-- BEGIN --

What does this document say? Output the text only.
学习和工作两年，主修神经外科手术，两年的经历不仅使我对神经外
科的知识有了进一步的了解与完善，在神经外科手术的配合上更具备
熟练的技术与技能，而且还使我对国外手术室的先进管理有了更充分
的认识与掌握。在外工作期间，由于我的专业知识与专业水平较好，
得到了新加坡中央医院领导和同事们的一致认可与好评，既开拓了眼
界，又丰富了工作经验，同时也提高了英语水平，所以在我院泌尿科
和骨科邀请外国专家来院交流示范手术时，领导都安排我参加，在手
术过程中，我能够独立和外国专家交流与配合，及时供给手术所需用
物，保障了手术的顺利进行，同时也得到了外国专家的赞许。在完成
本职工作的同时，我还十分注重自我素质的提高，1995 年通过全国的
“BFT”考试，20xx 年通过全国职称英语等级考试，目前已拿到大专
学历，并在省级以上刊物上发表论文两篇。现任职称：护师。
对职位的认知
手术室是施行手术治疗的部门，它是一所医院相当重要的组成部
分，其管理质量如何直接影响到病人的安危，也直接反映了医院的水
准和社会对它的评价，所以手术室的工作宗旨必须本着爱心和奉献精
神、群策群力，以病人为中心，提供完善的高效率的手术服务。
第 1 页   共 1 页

-- END --
-- BEGIN --

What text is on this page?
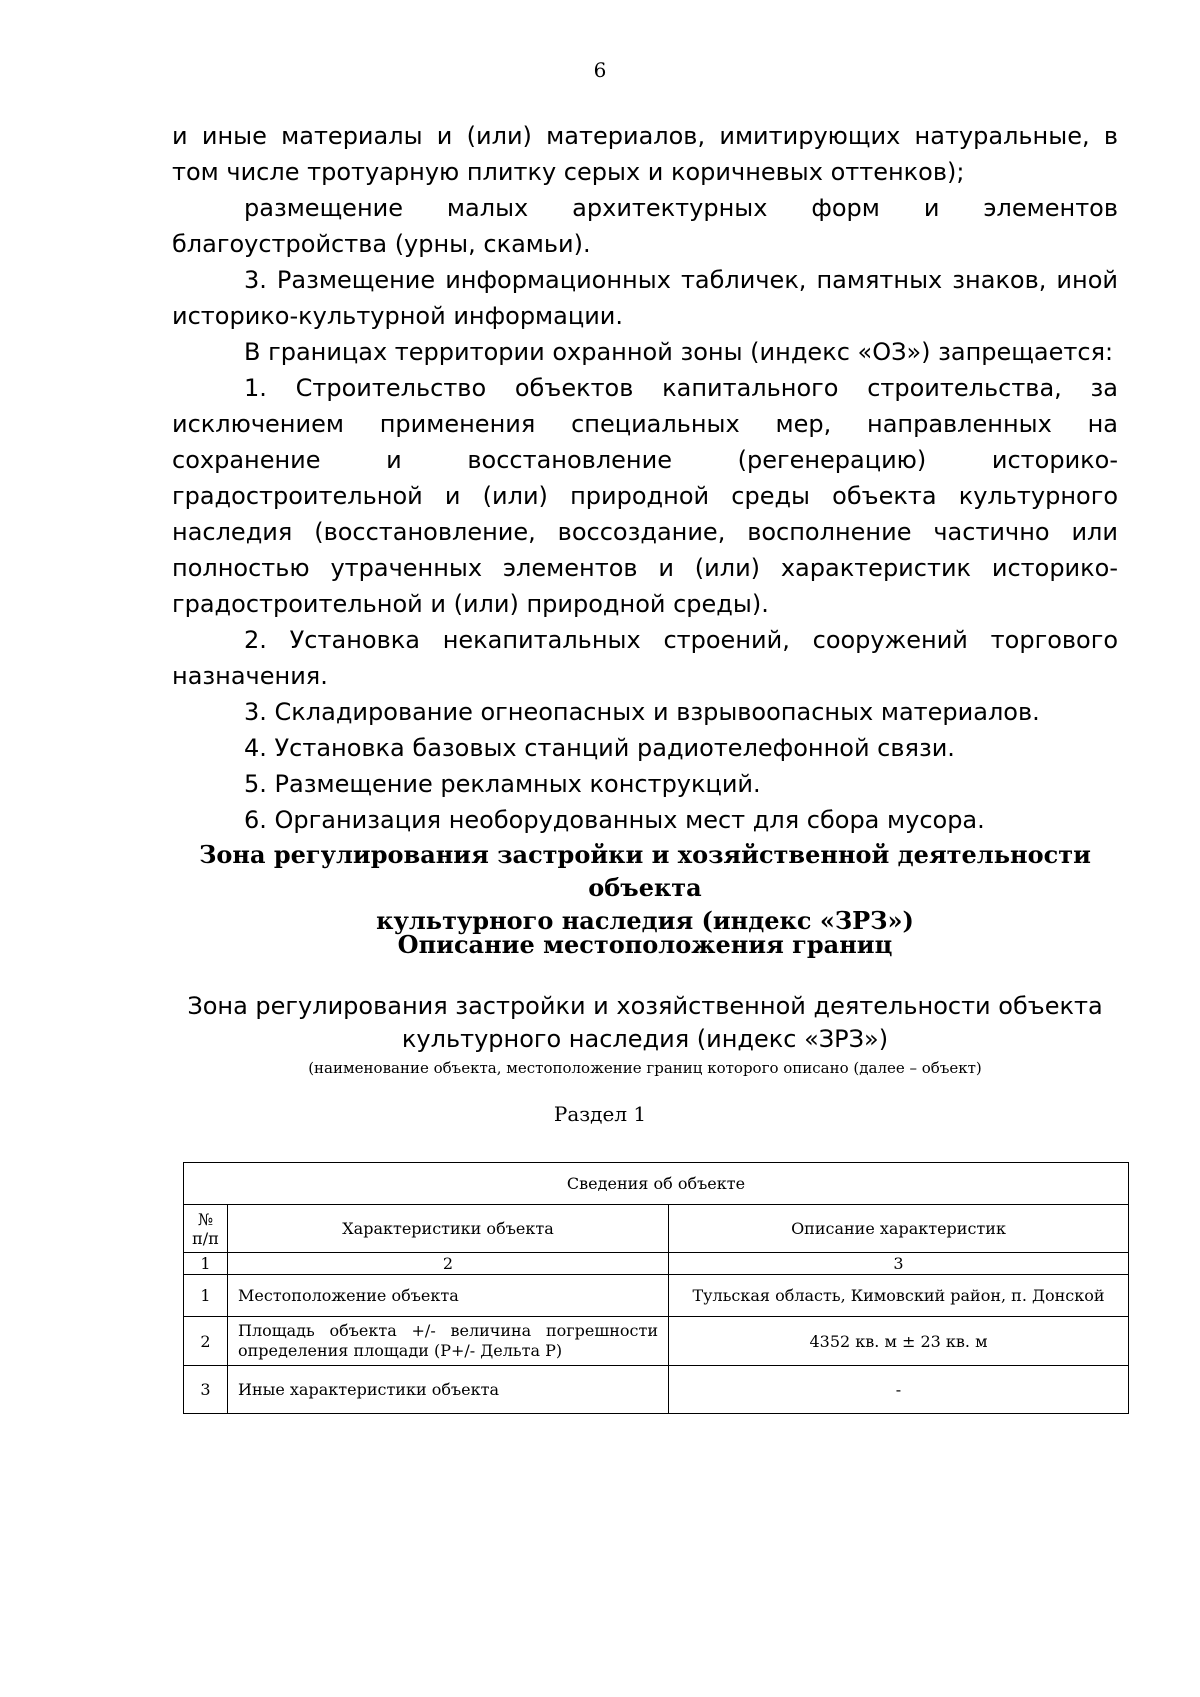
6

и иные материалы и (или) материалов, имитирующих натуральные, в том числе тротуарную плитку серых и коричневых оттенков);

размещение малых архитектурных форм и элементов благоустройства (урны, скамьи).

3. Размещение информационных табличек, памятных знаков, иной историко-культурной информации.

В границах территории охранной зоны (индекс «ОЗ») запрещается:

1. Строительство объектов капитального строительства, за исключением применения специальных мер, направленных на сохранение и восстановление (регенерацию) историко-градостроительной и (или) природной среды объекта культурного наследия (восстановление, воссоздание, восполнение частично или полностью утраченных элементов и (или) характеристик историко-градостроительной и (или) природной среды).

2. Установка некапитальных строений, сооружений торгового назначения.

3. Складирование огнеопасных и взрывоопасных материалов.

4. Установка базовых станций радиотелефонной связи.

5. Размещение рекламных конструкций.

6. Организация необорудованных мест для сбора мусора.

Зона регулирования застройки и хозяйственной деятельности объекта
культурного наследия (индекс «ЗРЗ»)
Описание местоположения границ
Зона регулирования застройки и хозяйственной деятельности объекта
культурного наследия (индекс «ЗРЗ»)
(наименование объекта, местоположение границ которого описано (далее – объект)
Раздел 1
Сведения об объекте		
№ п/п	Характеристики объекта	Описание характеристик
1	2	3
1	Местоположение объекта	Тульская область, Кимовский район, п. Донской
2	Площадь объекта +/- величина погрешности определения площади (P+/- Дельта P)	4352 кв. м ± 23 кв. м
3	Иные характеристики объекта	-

-- END --
-- BEGIN --

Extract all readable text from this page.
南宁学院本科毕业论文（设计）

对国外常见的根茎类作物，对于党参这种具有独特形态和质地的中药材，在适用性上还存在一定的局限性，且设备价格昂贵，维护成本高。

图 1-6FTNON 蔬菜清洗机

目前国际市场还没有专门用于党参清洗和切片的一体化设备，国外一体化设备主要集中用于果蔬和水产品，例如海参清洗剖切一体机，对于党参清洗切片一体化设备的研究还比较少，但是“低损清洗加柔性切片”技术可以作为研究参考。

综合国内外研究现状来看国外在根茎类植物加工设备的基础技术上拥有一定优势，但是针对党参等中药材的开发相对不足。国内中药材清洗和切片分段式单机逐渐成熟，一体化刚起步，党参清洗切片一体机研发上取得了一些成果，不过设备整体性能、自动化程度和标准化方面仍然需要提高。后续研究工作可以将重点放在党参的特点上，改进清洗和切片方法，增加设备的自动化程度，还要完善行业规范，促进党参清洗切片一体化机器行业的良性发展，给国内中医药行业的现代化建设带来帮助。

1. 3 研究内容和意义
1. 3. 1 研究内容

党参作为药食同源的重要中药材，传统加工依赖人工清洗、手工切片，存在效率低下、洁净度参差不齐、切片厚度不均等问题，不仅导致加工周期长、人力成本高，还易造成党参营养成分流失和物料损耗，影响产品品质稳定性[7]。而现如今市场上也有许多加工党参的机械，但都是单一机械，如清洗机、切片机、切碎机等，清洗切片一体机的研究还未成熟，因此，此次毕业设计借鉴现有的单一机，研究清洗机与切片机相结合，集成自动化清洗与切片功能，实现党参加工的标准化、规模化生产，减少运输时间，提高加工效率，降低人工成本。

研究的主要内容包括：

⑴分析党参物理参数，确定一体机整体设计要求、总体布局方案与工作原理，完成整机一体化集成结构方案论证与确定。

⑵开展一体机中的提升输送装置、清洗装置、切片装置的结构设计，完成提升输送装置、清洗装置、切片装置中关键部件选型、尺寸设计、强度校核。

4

-- END --

Examine the listing and say how many of its lines contain the string "элементов". Give the number alone.

2